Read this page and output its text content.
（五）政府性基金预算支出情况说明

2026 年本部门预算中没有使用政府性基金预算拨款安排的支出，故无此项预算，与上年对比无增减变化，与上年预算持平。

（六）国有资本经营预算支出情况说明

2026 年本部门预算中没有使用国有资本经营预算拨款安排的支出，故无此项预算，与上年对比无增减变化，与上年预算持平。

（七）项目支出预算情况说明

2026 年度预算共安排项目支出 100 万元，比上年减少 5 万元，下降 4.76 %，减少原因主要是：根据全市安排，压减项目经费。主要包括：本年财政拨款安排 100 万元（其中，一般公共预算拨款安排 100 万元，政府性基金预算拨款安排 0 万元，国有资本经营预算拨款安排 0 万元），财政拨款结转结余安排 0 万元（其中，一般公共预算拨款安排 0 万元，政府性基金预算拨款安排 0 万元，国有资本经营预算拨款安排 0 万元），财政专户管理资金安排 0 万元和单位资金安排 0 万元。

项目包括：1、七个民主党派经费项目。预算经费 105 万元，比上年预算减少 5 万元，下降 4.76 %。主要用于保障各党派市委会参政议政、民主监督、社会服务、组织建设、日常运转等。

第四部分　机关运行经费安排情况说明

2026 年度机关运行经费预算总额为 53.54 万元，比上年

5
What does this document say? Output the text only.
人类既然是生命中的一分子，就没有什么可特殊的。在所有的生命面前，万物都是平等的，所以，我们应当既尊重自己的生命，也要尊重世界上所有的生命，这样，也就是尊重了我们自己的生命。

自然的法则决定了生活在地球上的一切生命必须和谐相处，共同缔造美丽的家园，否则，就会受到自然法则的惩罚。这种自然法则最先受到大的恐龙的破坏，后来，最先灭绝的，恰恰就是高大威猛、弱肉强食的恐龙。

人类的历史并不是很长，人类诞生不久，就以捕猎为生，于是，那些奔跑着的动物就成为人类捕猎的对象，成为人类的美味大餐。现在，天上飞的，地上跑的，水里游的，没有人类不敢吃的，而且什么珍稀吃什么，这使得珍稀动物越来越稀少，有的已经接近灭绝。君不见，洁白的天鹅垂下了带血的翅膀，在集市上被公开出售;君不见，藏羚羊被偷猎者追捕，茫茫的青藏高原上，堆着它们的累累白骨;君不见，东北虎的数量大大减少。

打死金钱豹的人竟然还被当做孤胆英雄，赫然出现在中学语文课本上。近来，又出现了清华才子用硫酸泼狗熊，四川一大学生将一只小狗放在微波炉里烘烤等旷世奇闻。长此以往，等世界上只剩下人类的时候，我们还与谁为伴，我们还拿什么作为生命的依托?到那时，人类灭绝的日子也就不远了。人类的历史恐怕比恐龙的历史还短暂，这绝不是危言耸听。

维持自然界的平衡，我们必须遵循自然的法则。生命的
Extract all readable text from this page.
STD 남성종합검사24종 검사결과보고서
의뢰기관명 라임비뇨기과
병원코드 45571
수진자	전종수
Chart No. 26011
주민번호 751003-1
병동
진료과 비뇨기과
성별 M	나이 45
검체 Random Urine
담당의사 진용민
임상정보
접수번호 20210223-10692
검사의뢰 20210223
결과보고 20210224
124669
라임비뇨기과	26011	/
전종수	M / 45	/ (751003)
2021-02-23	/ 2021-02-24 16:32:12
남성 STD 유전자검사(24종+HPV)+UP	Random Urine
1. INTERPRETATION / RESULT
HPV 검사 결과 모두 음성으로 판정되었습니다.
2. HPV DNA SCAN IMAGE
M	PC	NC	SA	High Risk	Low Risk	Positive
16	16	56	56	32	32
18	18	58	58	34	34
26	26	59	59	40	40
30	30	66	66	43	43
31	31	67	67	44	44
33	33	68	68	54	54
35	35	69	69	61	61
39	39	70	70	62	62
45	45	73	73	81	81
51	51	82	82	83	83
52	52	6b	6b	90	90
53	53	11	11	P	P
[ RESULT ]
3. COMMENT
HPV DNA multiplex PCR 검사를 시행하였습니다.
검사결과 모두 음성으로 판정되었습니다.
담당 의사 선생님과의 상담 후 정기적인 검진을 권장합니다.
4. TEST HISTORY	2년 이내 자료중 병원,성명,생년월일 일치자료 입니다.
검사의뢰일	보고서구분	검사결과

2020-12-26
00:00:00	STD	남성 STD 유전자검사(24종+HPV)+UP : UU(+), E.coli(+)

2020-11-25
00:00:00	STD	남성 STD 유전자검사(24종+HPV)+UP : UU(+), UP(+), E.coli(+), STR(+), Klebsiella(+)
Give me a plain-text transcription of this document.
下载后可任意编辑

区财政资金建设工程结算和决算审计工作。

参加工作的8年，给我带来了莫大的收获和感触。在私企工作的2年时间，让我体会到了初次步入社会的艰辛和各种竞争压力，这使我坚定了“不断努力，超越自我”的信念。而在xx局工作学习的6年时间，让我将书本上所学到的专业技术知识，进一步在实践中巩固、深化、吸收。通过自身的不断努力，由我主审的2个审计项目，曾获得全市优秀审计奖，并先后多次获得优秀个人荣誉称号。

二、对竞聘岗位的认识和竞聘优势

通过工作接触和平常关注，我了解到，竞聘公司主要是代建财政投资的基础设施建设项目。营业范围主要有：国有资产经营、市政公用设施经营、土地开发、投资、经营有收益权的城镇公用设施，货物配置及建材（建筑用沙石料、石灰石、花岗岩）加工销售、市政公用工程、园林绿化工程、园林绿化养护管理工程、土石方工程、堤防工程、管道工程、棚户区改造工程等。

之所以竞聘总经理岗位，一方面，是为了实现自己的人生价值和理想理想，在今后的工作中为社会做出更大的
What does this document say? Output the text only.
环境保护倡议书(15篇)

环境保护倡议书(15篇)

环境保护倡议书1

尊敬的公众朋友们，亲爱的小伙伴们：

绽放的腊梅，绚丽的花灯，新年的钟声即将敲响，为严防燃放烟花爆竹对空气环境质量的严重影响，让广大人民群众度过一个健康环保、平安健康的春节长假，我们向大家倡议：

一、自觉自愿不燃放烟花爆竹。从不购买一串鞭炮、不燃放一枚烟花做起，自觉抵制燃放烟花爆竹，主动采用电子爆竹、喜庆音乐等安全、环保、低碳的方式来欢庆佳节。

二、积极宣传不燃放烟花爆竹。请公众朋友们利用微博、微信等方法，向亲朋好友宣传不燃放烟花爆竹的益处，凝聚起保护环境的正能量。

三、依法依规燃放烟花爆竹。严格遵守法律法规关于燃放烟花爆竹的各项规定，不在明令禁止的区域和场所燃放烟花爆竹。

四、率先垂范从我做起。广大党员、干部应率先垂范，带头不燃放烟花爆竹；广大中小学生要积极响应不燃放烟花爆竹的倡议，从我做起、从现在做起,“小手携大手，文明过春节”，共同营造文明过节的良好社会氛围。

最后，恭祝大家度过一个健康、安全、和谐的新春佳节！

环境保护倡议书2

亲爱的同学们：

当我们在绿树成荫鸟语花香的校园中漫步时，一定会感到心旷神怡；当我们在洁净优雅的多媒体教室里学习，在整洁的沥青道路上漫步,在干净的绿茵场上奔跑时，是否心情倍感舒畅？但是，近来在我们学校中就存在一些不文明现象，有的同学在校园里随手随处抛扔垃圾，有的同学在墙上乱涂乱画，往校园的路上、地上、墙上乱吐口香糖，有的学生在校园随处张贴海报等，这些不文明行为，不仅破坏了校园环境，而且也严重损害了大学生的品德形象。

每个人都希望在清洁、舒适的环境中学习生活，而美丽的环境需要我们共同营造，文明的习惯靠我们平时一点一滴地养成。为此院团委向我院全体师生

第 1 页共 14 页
----
» **WORK TO DO**: Examine the records and pull out every line where the string "유전자검사" occurs.

» **OUTPUT FOR THIS TASK**:
남성 STD 유전자검사(24종+HPV)+UP	Random Urine
00:00:00	STD	남성 STD 유전자검사(24종+HPV)+UP : UU(+), E.coli(+)
00:00:00	STD	남성 STD 유전자검사(24종+HPV)+UP : UU(+), UP(+), E.coli(+), STR(+), Klebsiella(+)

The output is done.